* Begin GIVEN INFORMATION *

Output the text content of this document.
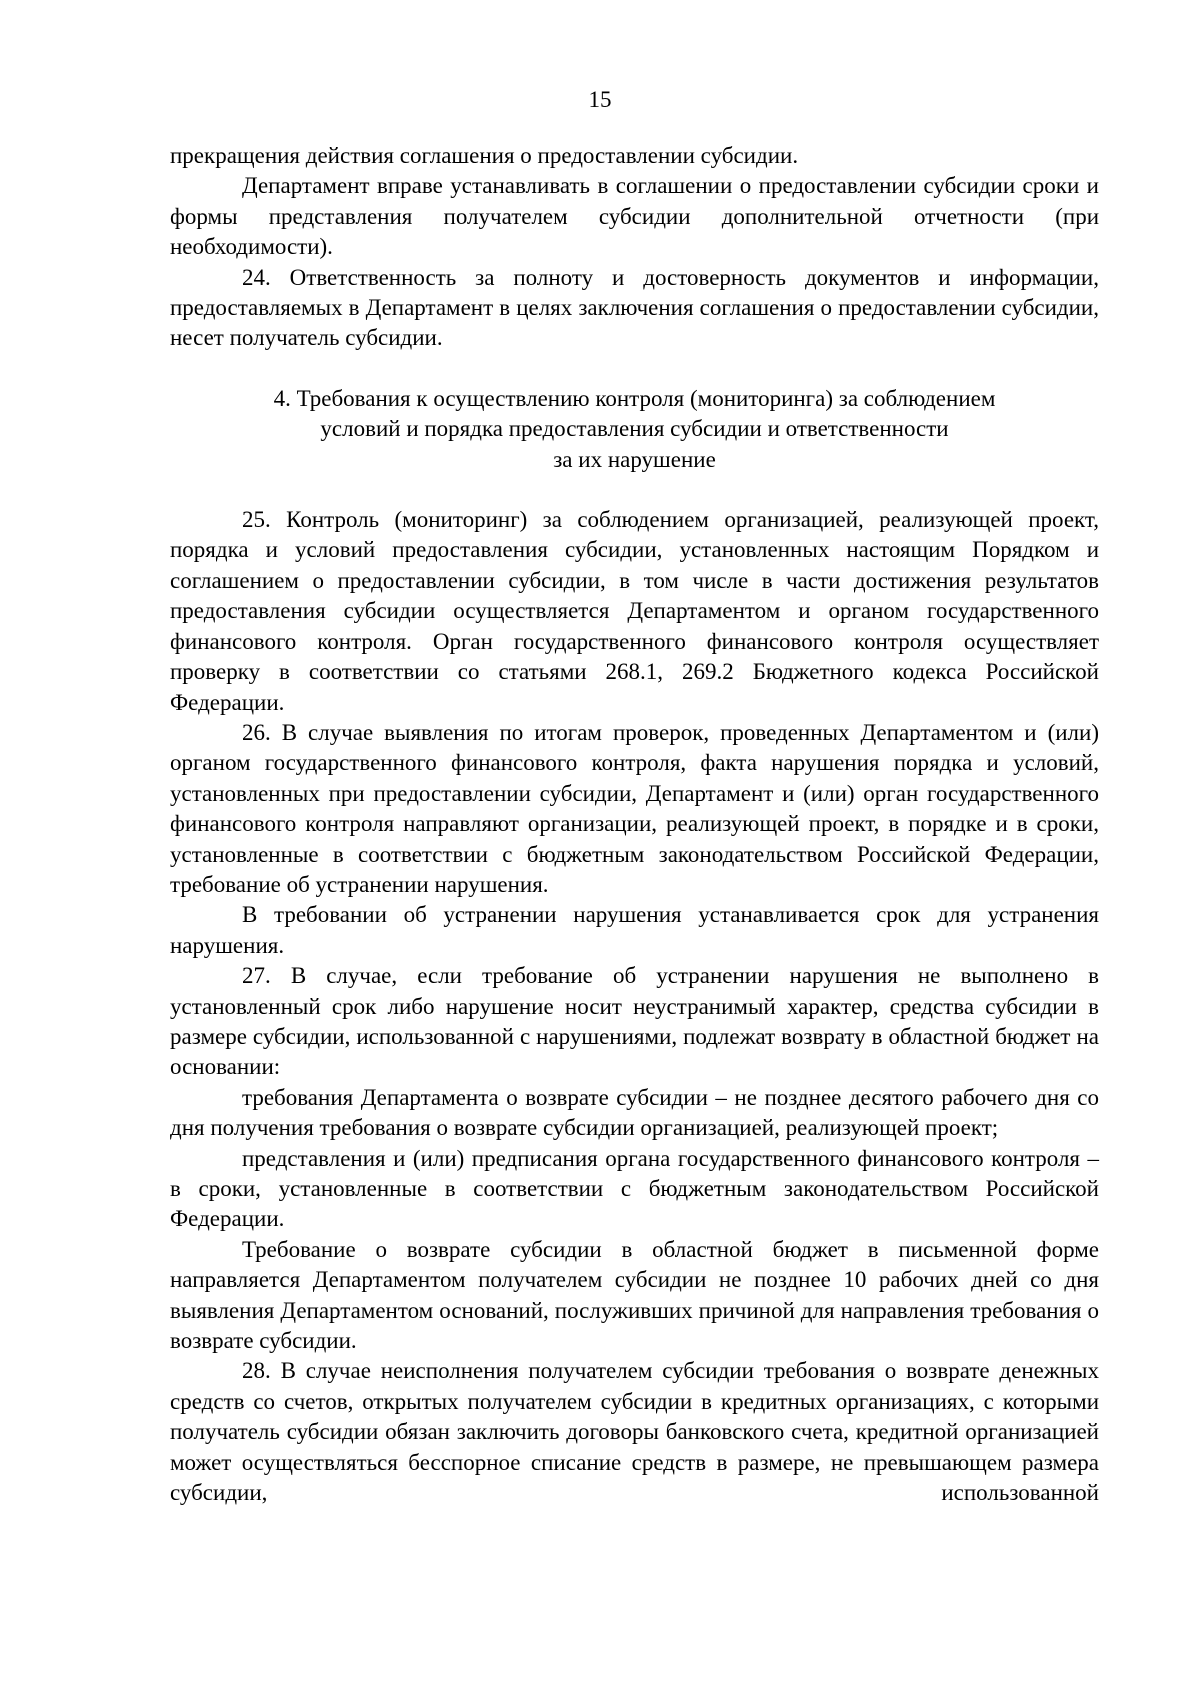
15

прекращения действия соглашения о предоставлении субсидии.

Департамент вправе устанавливать в соглашении о предоставлении субсидии сроки и формы представления получателем субсидии дополнительной отчетности (при необходимости).

24. Ответственность за полноту и достоверность документов и информации, предоставляемых в Департамент в целях заключения соглашения о предоставлении субсидии, несет получатель субсидии.

4. Требования к осуществлению контроля (мониторинга) за соблюдением
условий и порядка предоставления субсидии и ответственности
за их нарушение

25. Контроль (мониторинг) за соблюдением организацией, реализующей проект, порядка и условий предоставления субсидии, установленных настоящим Порядком и соглашением о предоставлении субсидии, в том числе в части достижения результатов предоставления субсидии осуществляется Департаментом и органом государственного финансового контроля. Орган государственного финансового контроля осуществляет проверку в соответствии со статьями 268.1, 269.2 Бюджетного кодекса Российской Федерации.

26. В случае выявления по итогам проверок, проведенных Департаментом и (или) органом государственного финансового контроля, факта нарушения порядка и условий, установленных при предоставлении субсидии, Департамент и (или) орган государственного финансового контроля направляют организации, реализующей проект, в порядке и в сроки, установленные в соответствии с бюджетным законодательством Российской Федерации, требование об устранении нарушения.

В требовании об устранении нарушения устанавливается срок для устранения нарушения.

27. В случае, если требование об устранении нарушения не выполнено в установленный срок либо нарушение носит неустранимый характер, средства субсидии в размере субсидии, использованной с нарушениями, подлежат возврату в областной бюджет на основании:

требования Департамента о возврате субсидии – не позднее десятого рабочего дня со дня получения требования о возврате субсидии организацией, реализующей проект;

представления и (или) предписания органа государственного финансового контроля – в сроки, установленные в соответствии с бюджетным законодательством Российской Федерации.

Требование о возврате субсидии в областной бюджет в письменной форме направляется Департаментом получателем субсидии не позднее 10 рабочих дней со дня выявления Департаментом оснований, послуживших причиной для направления требования о возврате субсидии.

28. В случае неисполнения получателем субсидии требования о возврате денежных средств со счетов, открытых получателем субсидии в кредитных организациях, с которыми получатель субсидии обязан заключить договоры банковского счета, кредитной организацией может осуществляться бесспорное списание средств в размере, не превышающем размера субсидии, использованной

* End GIVEN INFORMATION *

Pictures appear in the records above. Output everything except them, exactly.

Output the text content of this document.
15

прекращения действия соглашения о предоставлении субсидии.

Департамент вправе устанавливать в соглашении о предоставлении субсидии сроки и формы представления получателем субсидии дополнительной отчетности (при необходимости).

24. Ответственность за полноту и достоверность документов и информации, предоставляемых в Департамент в целях заключения соглашения о предоставлении субсидии, несет получатель субсидии.

4. Требования к осуществлению контроля (мониторинга) за соблюдением
условий и порядка предоставления субсидии и ответственности
за их нарушение

25. Контроль (мониторинг) за соблюдением организацией, реализующей проект, порядка и условий предоставления субсидии, установленных настоящим Порядком и соглашением о предоставлении субсидии, в том числе в части достижения результатов предоставления субсидии осуществляется Департаментом и органом государственного финансового контроля. Орган государственного финансового контроля осуществляет проверку в соответствии со статьями 268.1, 269.2 Бюджетного кодекса Российской Федерации.

26. В случае выявления по итогам проверок, проведенных Департаментом и (или) органом государственного финансового контроля, факта нарушения порядка и условий, установленных при предоставлении субсидии, Департамент и (или) орган государственного финансового контроля направляют организации, реализующей проект, в порядке и в сроки, установленные в соответствии с бюджетным законодательством Российской Федерации, требование об устранении нарушения.

В требовании об устранении нарушения устанавливается срок для устранения нарушения.

27. В случае, если требование об устранении нарушения не выполнено в установленный срок либо нарушение носит неустранимый характер, средства субсидии в размере субсидии, использованной с нарушениями, подлежат возврату в областной бюджет на основании:

требования Департамента о возврате субсидии – не позднее десятого рабочего дня со дня получения требования о возврате субсидии организацией, реализующей проект;

представления и (или) предписания органа государственного финансового контроля – в сроки, установленные в соответствии с бюджетным законодательством Российской Федерации.

Требование о возврате субсидии в областной бюджет в письменной форме направляется Департаментом получателем субсидии не позднее 10 рабочих дней со дня выявления Департаментом оснований, послуживших причиной для направления требования о возврате субсидии.

28. В случае неисполнения получателем субсидии требования о возврате денежных средств со счетов, открытых получателем субсидии в кредитных организациях, с которыми получатель субсидии обязан заключить договоры банковского счета, кредитной организацией может осуществляться бесспорное списание средств в размере, не превышающем размера субсидии, использованной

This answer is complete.